#### STORED DATA:
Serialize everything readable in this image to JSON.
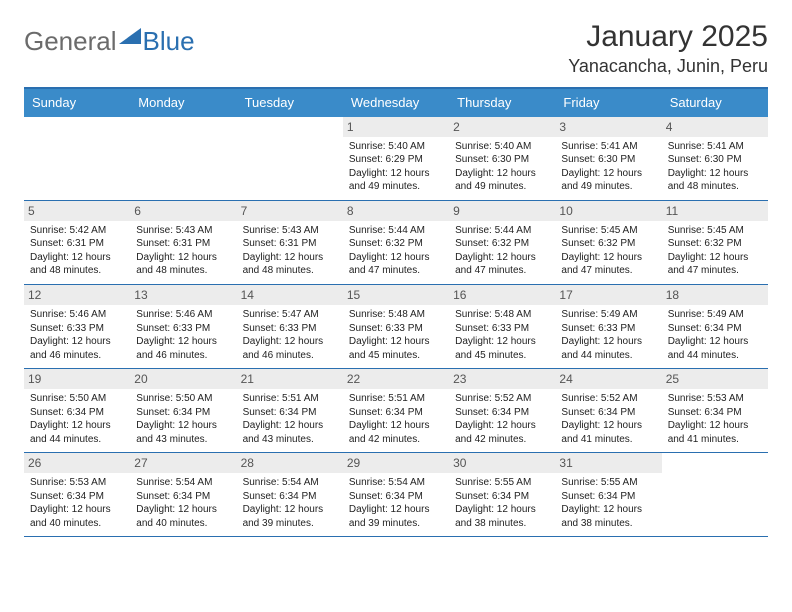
{
  "logo": {
    "text1": "General",
    "text2": "Blue"
  },
  "title": "January 2025",
  "location": "Yanacancha, Junin, Peru",
  "colors": {
    "header_bg": "#3a8bc9",
    "header_text": "#ffffff",
    "rule": "#2a6fb0",
    "daynum_bg": "#ececec",
    "daynum_text": "#555555",
    "body_text": "#222222",
    "logo_gray": "#6b6b6b",
    "logo_blue": "#2a6fb0"
  },
  "weekdays": [
    "Sunday",
    "Monday",
    "Tuesday",
    "Wednesday",
    "Thursday",
    "Friday",
    "Saturday"
  ],
  "weeks": [
    [
      {
        "n": "",
        "sr": "",
        "ss": "",
        "dl": ""
      },
      {
        "n": "",
        "sr": "",
        "ss": "",
        "dl": ""
      },
      {
        "n": "",
        "sr": "",
        "ss": "",
        "dl": ""
      },
      {
        "n": "1",
        "sr": "Sunrise: 5:40 AM",
        "ss": "Sunset: 6:29 PM",
        "dl": "Daylight: 12 hours and 49 minutes."
      },
      {
        "n": "2",
        "sr": "Sunrise: 5:40 AM",
        "ss": "Sunset: 6:30 PM",
        "dl": "Daylight: 12 hours and 49 minutes."
      },
      {
        "n": "3",
        "sr": "Sunrise: 5:41 AM",
        "ss": "Sunset: 6:30 PM",
        "dl": "Daylight: 12 hours and 49 minutes."
      },
      {
        "n": "4",
        "sr": "Sunrise: 5:41 AM",
        "ss": "Sunset: 6:30 PM",
        "dl": "Daylight: 12 hours and 48 minutes."
      }
    ],
    [
      {
        "n": "5",
        "sr": "Sunrise: 5:42 AM",
        "ss": "Sunset: 6:31 PM",
        "dl": "Daylight: 12 hours and 48 minutes."
      },
      {
        "n": "6",
        "sr": "Sunrise: 5:43 AM",
        "ss": "Sunset: 6:31 PM",
        "dl": "Daylight: 12 hours and 48 minutes."
      },
      {
        "n": "7",
        "sr": "Sunrise: 5:43 AM",
        "ss": "Sunset: 6:31 PM",
        "dl": "Daylight: 12 hours and 48 minutes."
      },
      {
        "n": "8",
        "sr": "Sunrise: 5:44 AM",
        "ss": "Sunset: 6:32 PM",
        "dl": "Daylight: 12 hours and 47 minutes."
      },
      {
        "n": "9",
        "sr": "Sunrise: 5:44 AM",
        "ss": "Sunset: 6:32 PM",
        "dl": "Daylight: 12 hours and 47 minutes."
      },
      {
        "n": "10",
        "sr": "Sunrise: 5:45 AM",
        "ss": "Sunset: 6:32 PM",
        "dl": "Daylight: 12 hours and 47 minutes."
      },
      {
        "n": "11",
        "sr": "Sunrise: 5:45 AM",
        "ss": "Sunset: 6:32 PM",
        "dl": "Daylight: 12 hours and 47 minutes."
      }
    ],
    [
      {
        "n": "12",
        "sr": "Sunrise: 5:46 AM",
        "ss": "Sunset: 6:33 PM",
        "dl": "Daylight: 12 hours and 46 minutes."
      },
      {
        "n": "13",
        "sr": "Sunrise: 5:46 AM",
        "ss": "Sunset: 6:33 PM",
        "dl": "Daylight: 12 hours and 46 minutes."
      },
      {
        "n": "14",
        "sr": "Sunrise: 5:47 AM",
        "ss": "Sunset: 6:33 PM",
        "dl": "Daylight: 12 hours and 46 minutes."
      },
      {
        "n": "15",
        "sr": "Sunrise: 5:48 AM",
        "ss": "Sunset: 6:33 PM",
        "dl": "Daylight: 12 hours and 45 minutes."
      },
      {
        "n": "16",
        "sr": "Sunrise: 5:48 AM",
        "ss": "Sunset: 6:33 PM",
        "dl": "Daylight: 12 hours and 45 minutes."
      },
      {
        "n": "17",
        "sr": "Sunrise: 5:49 AM",
        "ss": "Sunset: 6:33 PM",
        "dl": "Daylight: 12 hours and 44 minutes."
      },
      {
        "n": "18",
        "sr": "Sunrise: 5:49 AM",
        "ss": "Sunset: 6:34 PM",
        "dl": "Daylight: 12 hours and 44 minutes."
      }
    ],
    [
      {
        "n": "19",
        "sr": "Sunrise: 5:50 AM",
        "ss": "Sunset: 6:34 PM",
        "dl": "Daylight: 12 hours and 44 minutes."
      },
      {
        "n": "20",
        "sr": "Sunrise: 5:50 AM",
        "ss": "Sunset: 6:34 PM",
        "dl": "Daylight: 12 hours and 43 minutes."
      },
      {
        "n": "21",
        "sr": "Sunrise: 5:51 AM",
        "ss": "Sunset: 6:34 PM",
        "dl": "Daylight: 12 hours and 43 minutes."
      },
      {
        "n": "22",
        "sr": "Sunrise: 5:51 AM",
        "ss": "Sunset: 6:34 PM",
        "dl": "Daylight: 12 hours and 42 minutes."
      },
      {
        "n": "23",
        "sr": "Sunrise: 5:52 AM",
        "ss": "Sunset: 6:34 PM",
        "dl": "Daylight: 12 hours and 42 minutes."
      },
      {
        "n": "24",
        "sr": "Sunrise: 5:52 AM",
        "ss": "Sunset: 6:34 PM",
        "dl": "Daylight: 12 hours and 41 minutes."
      },
      {
        "n": "25",
        "sr": "Sunrise: 5:53 AM",
        "ss": "Sunset: 6:34 PM",
        "dl": "Daylight: 12 hours and 41 minutes."
      }
    ],
    [
      {
        "n": "26",
        "sr": "Sunrise: 5:53 AM",
        "ss": "Sunset: 6:34 PM",
        "dl": "Daylight: 12 hours and 40 minutes."
      },
      {
        "n": "27",
        "sr": "Sunrise: 5:54 AM",
        "ss": "Sunset: 6:34 PM",
        "dl": "Daylight: 12 hours and 40 minutes."
      },
      {
        "n": "28",
        "sr": "Sunrise: 5:54 AM",
        "ss": "Sunset: 6:34 PM",
        "dl": "Daylight: 12 hours and 39 minutes."
      },
      {
        "n": "29",
        "sr": "Sunrise: 5:54 AM",
        "ss": "Sunset: 6:34 PM",
        "dl": "Daylight: 12 hours and 39 minutes."
      },
      {
        "n": "30",
        "sr": "Sunrise: 5:55 AM",
        "ss": "Sunset: 6:34 PM",
        "dl": "Daylight: 12 hours and 38 minutes."
      },
      {
        "n": "31",
        "sr": "Sunrise: 5:55 AM",
        "ss": "Sunset: 6:34 PM",
        "dl": "Daylight: 12 hours and 38 minutes."
      },
      {
        "n": "",
        "sr": "",
        "ss": "",
        "dl": ""
      }
    ]
  ]
}
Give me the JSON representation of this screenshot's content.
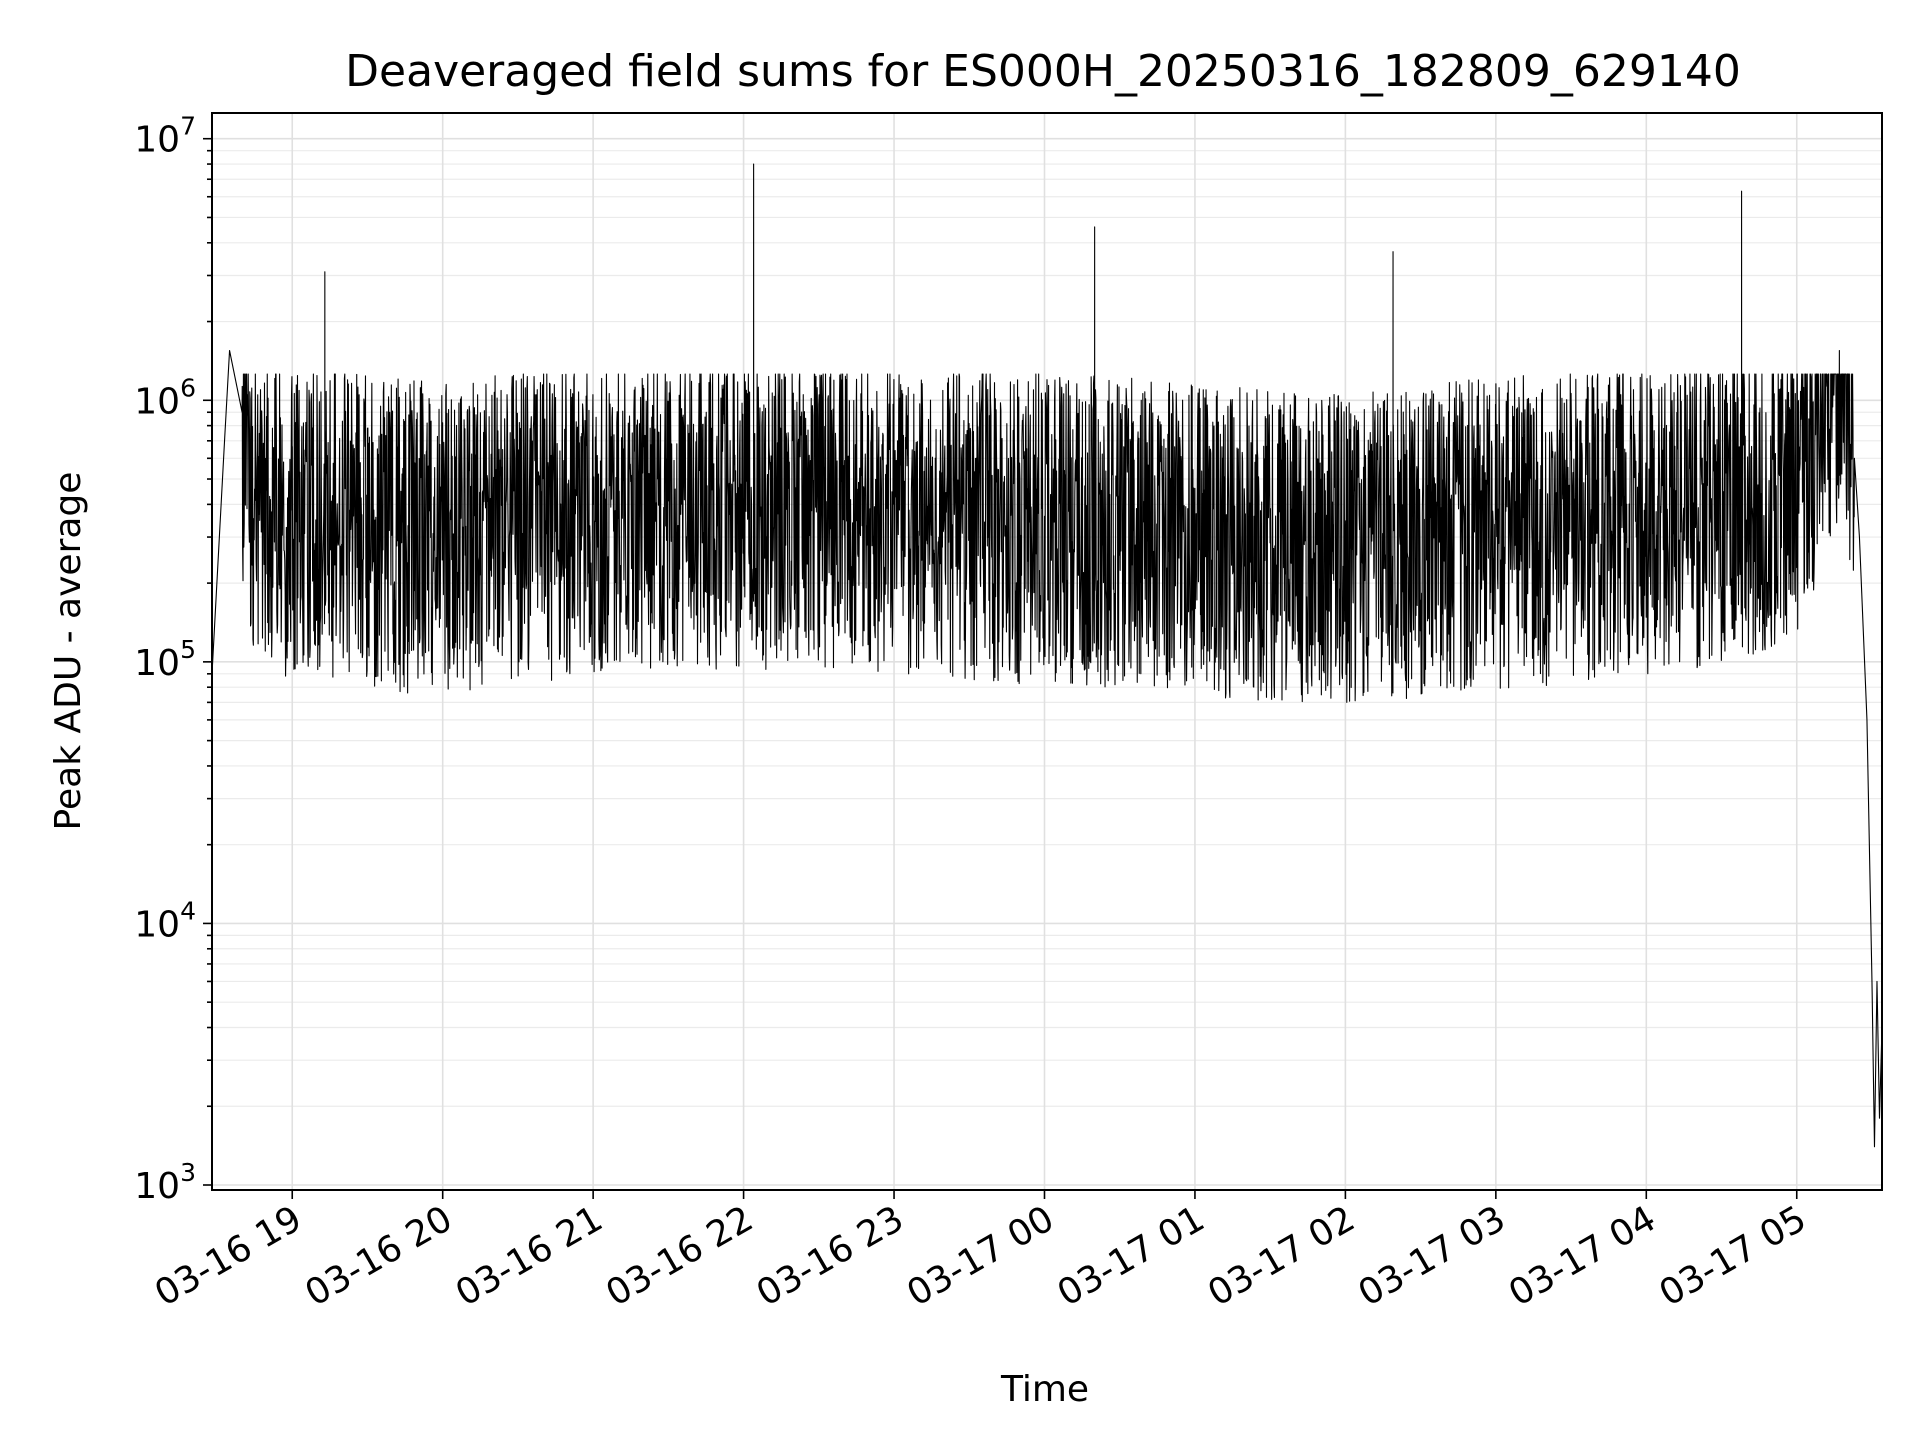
{
  "chart_data": {
    "type": "line",
    "title": "Deaveraged field sums for ES000H_20250316_182809_629140",
    "xlabel": "Time",
    "ylabel": "Peak ADU - average",
    "yscale": "log",
    "ylim": [
      1000,
      12000000
    ],
    "xlim": [
      "03-16 18:28",
      "03-17 05:34"
    ],
    "x_ticks": [
      "03-16 19",
      "03-16 20",
      "03-16 21",
      "03-16 22",
      "03-16 23",
      "03-17 00",
      "03-17 01",
      "03-17 02",
      "03-17 03",
      "03-17 04",
      "03-17 05"
    ],
    "y_ticks": [
      {
        "base": "10",
        "exp": "3",
        "value": 1000
      },
      {
        "base": "10",
        "exp": "4",
        "value": 10000
      },
      {
        "base": "10",
        "exp": "5",
        "value": 100000
      },
      {
        "base": "10",
        "exp": "6",
        "value": 1000000
      },
      {
        "base": "10",
        "exp": "7",
        "value": 10000000
      }
    ],
    "grid": true,
    "line_color": "#000000",
    "series": [
      {
        "typical_range": [
          100000,
          900000
        ],
        "spikes": [
          {
            "x": "03-16 19:13",
            "y": 3100000
          },
          {
            "x": "03-16 22:04",
            "y": 8000000
          },
          {
            "x": "03-17 00:20",
            "y": 4600000
          },
          {
            "x": "03-17 02:19",
            "y": 3700000
          },
          {
            "x": "03-17 04:38",
            "y": 6300000
          }
        ],
        "points": [
          {
            "x": "03-16 18:28",
            "y": 90000
          },
          {
            "x": "03-16 18:33",
            "y": 700000
          },
          {
            "x": "03-16 18:35",
            "y": 1550000
          },
          {
            "x": "03-16 18:40",
            "y": 900000
          },
          {
            "x": "03-16 18:45",
            "y": 450000
          },
          {
            "x": "03-16 19:00",
            "y": 380000
          },
          {
            "x": "03-16 19:30",
            "y": 350000
          },
          {
            "x": "03-16 20:00",
            "y": 330000
          },
          {
            "x": "03-16 21:00",
            "y": 400000
          },
          {
            "x": "03-16 22:00",
            "y": 420000
          },
          {
            "x": "03-16 23:00",
            "y": 400000
          },
          {
            "x": "03-17 00:00",
            "y": 360000
          },
          {
            "x": "03-17 01:00",
            "y": 330000
          },
          {
            "x": "03-17 02:00",
            "y": 300000
          },
          {
            "x": "03-17 03:00",
            "y": 350000
          },
          {
            "x": "03-17 04:00",
            "y": 380000
          },
          {
            "x": "03-17 05:00",
            "y": 520000
          },
          {
            "x": "03-17 05:17",
            "y": 1550000
          },
          {
            "x": "03-17 05:23",
            "y": 600000
          },
          {
            "x": "03-17 05:25",
            "y": 300000
          },
          {
            "x": "03-17 05:28",
            "y": 60000
          },
          {
            "x": "03-17 05:30",
            "y": 6000
          },
          {
            "x": "03-17 05:31",
            "y": 1400
          },
          {
            "x": "03-17 05:32",
            "y": 6000
          },
          {
            "x": "03-17 05:33",
            "y": 1800
          },
          {
            "x": "03-17 05:34",
            "y": 4000
          }
        ]
      }
    ]
  }
}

#### WHAT IS NEEDED:
Check each line of the data above for the word "title", then state how many lines have it. Give the number alone.

#### OUTPUT FOR THIS EXERCISE:
2